§ **Written instruction**: Recast the entries starting at the line containing "list all visible" and ending at the line containing "data-point-countrywide-average <box>439 430" as a two-column CSV headed task and output, one row per entry, with its opening text under task and its answer under output, each as a single quoted field with line breaks replaced by spaces. Leave the pictures out.

§ **Dataset entries**:

======

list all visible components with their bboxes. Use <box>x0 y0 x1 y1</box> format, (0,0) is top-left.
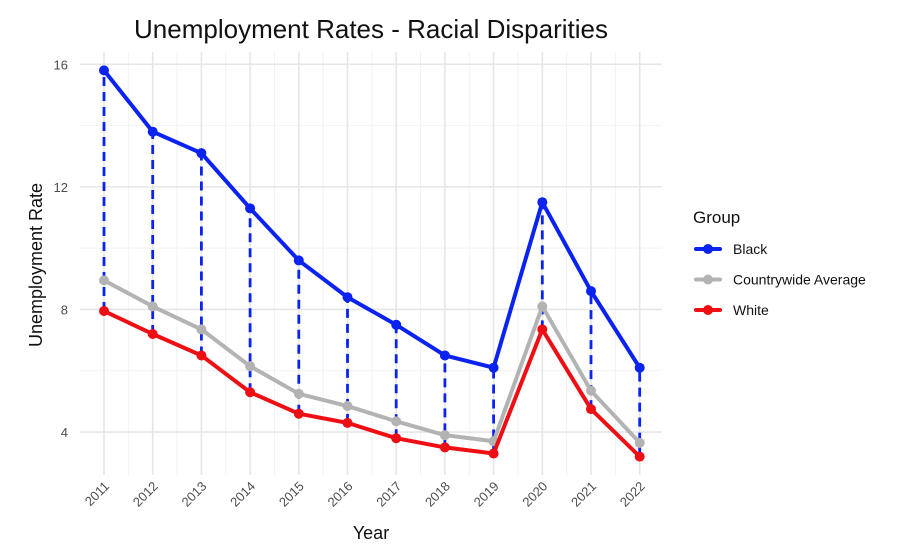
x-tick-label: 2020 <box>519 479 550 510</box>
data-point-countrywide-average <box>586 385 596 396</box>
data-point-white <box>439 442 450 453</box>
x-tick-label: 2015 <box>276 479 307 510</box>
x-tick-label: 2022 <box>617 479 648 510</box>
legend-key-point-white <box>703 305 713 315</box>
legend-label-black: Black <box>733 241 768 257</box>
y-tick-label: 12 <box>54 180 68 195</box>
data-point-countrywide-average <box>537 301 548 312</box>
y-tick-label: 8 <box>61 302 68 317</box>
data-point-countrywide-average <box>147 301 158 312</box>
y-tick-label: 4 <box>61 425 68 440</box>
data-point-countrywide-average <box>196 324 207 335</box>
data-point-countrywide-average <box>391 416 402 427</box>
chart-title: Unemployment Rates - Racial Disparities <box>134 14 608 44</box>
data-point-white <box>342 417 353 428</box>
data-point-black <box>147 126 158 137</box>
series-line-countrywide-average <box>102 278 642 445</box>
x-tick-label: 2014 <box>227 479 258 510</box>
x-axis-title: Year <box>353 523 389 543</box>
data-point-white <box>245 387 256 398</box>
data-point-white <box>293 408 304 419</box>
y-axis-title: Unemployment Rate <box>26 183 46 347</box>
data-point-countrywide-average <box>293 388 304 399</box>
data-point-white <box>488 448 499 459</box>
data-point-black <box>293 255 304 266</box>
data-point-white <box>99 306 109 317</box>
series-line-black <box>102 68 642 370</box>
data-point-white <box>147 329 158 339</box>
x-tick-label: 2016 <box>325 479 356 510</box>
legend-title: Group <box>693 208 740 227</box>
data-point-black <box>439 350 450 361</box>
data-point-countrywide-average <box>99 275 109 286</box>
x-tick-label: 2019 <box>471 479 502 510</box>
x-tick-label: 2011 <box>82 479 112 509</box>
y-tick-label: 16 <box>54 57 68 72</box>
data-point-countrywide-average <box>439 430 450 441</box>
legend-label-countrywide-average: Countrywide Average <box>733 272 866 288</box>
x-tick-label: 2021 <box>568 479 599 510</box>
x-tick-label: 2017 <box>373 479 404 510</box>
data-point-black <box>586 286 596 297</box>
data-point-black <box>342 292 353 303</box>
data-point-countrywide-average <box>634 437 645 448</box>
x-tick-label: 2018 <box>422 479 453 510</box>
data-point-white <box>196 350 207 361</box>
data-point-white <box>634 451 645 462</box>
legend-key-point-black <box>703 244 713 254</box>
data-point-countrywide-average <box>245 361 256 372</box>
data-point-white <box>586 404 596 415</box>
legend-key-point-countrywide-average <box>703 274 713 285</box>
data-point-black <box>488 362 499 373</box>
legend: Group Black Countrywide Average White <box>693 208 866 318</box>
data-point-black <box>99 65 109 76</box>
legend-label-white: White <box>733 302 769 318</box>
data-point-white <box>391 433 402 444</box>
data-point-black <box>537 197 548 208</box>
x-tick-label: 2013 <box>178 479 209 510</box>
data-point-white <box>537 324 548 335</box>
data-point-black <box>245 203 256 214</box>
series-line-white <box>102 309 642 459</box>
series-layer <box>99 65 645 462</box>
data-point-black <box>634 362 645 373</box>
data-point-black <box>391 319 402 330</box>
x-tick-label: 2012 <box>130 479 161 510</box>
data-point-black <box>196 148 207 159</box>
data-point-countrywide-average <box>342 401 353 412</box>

======

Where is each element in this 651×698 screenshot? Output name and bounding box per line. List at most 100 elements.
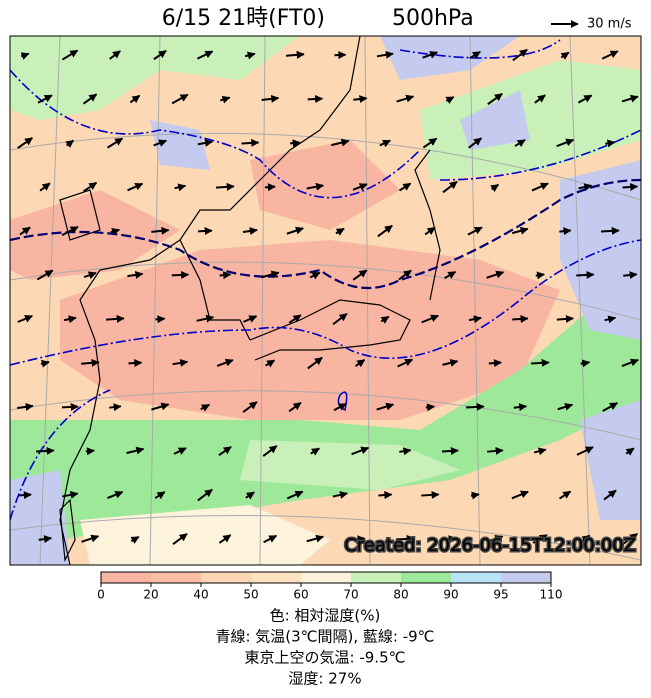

======

§ **Reply to the task**:
task,output
"list all visible components with their bboxes. Use <box>x0 y0 x1 y1</box> format, (0,0) is top-left.","x-tick-label: 2020 <box>519 479 550 510</box> data-point-countrywide-average <box>586 385 596 396</box> data-point-white <box>439 442 450 453</box> x-tick-label: 2015 <box>276 479 307 510</box> x-tick-label: 2022 <box>617 479 648 510</box> legend-key-point-white <box>703 305 713 315</box> legend-label-black: Black <box>733 241 768 257</box> y-tick-label: 12 <box>54 180 68 195</box> data-point-countrywide-average <box>537 301 548 312</box> y-tick-label: 8 <box>61 302 68 317</box> data-point-countrywide-average <box>147 301 158 312</box> y-tick-label: 4 <box>61 425 68 440</box> data-point-countrywide-average <box>196 324 207 335</box> data-point-countrywide-average <box>391 416 402 427</box> chart-title: Unemployment Rates - Racial Disparities <box>134 14 608 44</box> data-point-white <box>342 417 353 428</box> data-point-black <box>147 126 158 137</box> series-line-countrywide-average <box>102 278 642 445</box> x-tick-label: 2014 <box>227 479 258 510</box> x-axis-title: Year <box>353 523 389 543</box> data-point-white <box>245 387 256 398</box> data-point-white <box>293 408 304 419</box> y-axis-title: Unemployment Rate <box>26 183 46 347</box> data-point-countrywide-average <box>293 388 304 399</box> data-point-white <box>488 448 499 459</box> data-point-black <box>293 255 304 266</box> data-point-white <box>99 306 109 317</box> series-line-black <box>102 68 642 370</box> data-point-white <box>147 329 158 339</box> x-tick-label: 2016 <box>325 479 356 510</box> legend-title: Group <box>693 208 740 227</box> data-point-black <box>439 350 450 361</box> data-point-countrywide-average <box>99 275 109 286</box> x-tick-label: 2019 <box>471 479 502 510</box> x-tick-label: 2011 <box>82 479 112 509</box> y-tick-label: 16 <box>54 57 68 72</box> data-point-countrywide-average <box>439 430 450 441</box>"